> [EXERCISE TASK]
Copy every line of the following data that includes the string "style".

**** MATERIAL FOR THIS TASK

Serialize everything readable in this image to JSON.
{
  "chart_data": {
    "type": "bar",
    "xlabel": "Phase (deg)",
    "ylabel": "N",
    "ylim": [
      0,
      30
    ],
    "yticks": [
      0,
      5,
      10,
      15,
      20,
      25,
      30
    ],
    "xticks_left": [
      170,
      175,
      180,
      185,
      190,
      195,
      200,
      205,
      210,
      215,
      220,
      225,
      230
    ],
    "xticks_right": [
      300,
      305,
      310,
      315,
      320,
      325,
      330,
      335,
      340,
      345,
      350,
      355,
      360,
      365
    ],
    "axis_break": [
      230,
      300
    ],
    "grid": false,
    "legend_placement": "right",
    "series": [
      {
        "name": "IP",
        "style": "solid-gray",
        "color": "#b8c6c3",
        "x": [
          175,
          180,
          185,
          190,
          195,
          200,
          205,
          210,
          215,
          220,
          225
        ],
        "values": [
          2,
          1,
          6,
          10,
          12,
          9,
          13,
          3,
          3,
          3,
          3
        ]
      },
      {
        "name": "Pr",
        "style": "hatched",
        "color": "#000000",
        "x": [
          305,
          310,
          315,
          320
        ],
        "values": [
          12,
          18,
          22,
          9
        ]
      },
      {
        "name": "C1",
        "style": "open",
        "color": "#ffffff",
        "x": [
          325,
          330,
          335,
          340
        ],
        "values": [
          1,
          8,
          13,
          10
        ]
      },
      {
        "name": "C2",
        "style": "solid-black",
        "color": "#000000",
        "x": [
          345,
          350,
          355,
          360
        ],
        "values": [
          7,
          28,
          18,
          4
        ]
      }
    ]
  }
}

********

> [ANSWER]
        "style": "solid-gray",
        "style": "hatched",
        "style": "open",
        "style": "solid-black",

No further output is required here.